─── Raw records
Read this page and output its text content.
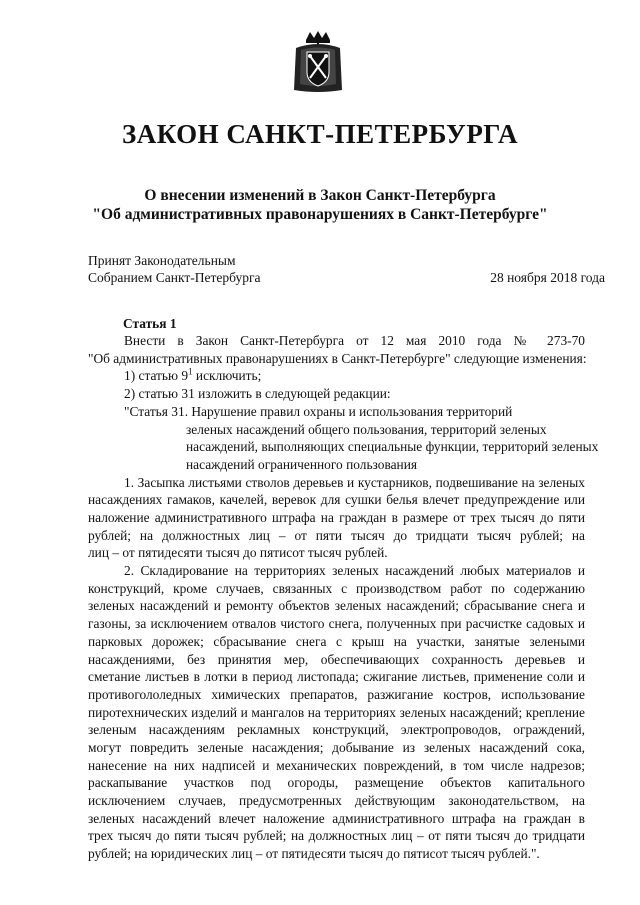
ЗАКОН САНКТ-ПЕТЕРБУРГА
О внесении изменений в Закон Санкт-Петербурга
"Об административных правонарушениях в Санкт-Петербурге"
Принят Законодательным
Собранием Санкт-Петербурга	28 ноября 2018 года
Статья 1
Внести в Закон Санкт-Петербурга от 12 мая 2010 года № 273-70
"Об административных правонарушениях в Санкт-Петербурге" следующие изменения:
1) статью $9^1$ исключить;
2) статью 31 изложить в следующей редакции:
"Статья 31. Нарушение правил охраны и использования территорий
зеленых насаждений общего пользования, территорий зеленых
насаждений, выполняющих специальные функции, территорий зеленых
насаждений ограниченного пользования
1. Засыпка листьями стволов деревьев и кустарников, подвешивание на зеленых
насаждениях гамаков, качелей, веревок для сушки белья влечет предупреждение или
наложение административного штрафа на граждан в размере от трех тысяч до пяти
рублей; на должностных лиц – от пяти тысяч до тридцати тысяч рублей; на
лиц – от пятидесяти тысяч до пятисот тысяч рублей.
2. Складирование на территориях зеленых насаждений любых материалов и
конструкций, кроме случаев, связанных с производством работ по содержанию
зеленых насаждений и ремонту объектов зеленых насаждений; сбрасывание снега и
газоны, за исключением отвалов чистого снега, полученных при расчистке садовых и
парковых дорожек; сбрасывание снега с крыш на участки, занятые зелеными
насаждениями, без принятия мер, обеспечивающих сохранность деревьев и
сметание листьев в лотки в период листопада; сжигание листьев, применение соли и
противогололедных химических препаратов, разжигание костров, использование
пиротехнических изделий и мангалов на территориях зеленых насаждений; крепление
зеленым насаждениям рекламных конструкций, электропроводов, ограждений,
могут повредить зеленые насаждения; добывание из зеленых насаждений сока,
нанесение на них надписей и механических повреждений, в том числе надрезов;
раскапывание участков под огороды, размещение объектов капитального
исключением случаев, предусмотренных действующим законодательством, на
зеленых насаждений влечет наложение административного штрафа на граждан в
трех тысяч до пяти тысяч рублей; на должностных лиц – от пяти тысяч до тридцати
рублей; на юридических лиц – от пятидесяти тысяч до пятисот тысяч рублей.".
──────
Given instruction:
Restate the whole listing above exactly, please, omitting every image.

Full answer:
Read this page and output its text content.
ЗАКОН САНКТ-ПЕТЕРБУРГА
О внесении изменений в Закон Санкт-Петербурга
"Об административных правонарушениях в Санкт-Петербурге"
Принят Законодательным
Собранием Санкт-Петербурга	28 ноября 2018 года
Статья 1
Внести в Закон Санкт-Петербурга от 12 мая 2010 года № 273-70
"Об административных правонарушениях в Санкт-Петербурге" следующие изменения:
1) статью $9^1$ исключить;
2) статью 31 изложить в следующей редакции:
"Статья 31. Нарушение правил охраны и использования территорий
зеленых насаждений общего пользования, территорий зеленых
насаждений, выполняющих специальные функции, территорий зеленых
насаждений ограниченного пользования
1. Засыпка листьями стволов деревьев и кустарников, подвешивание на зеленых
насаждениях гамаков, качелей, веревок для сушки белья влечет предупреждение или
наложение административного штрафа на граждан в размере от трех тысяч до пяти
рублей; на должностных лиц – от пяти тысяч до тридцати тысяч рублей; на
лиц – от пятидесяти тысяч до пятисот тысяч рублей.
2. Складирование на территориях зеленых насаждений любых материалов и
конструкций, кроме случаев, связанных с производством работ по содержанию
зеленых насаждений и ремонту объектов зеленых насаждений; сбрасывание снега и
газоны, за исключением отвалов чистого снега, полученных при расчистке садовых и
парковых дорожек; сбрасывание снега с крыш на участки, занятые зелеными
насаждениями, без принятия мер, обеспечивающих сохранность деревьев и
сметание листьев в лотки в период листопада; сжигание листьев, применение соли и
противогололедных химических препаратов, разжигание костров, использование
пиротехнических изделий и мангалов на территориях зеленых насаждений; крепление
зеленым насаждениям рекламных конструкций, электропроводов, ограждений,
могут повредить зеленые насаждения; добывание из зеленых насаждений сока,
нанесение на них надписей и механических повреждений, в том числе надрезов;
раскапывание участков под огороды, размещение объектов капитального
исключением случаев, предусмотренных действующим законодательством, на
зеленых насаждений влечет наложение административного штрафа на граждан в
трех тысяч до пяти тысяч рублей; на должностных лиц – от пяти тысяч до тридцати
рублей; на юридических лиц – от пятидесяти тысяч до пятисот тысяч рублей.".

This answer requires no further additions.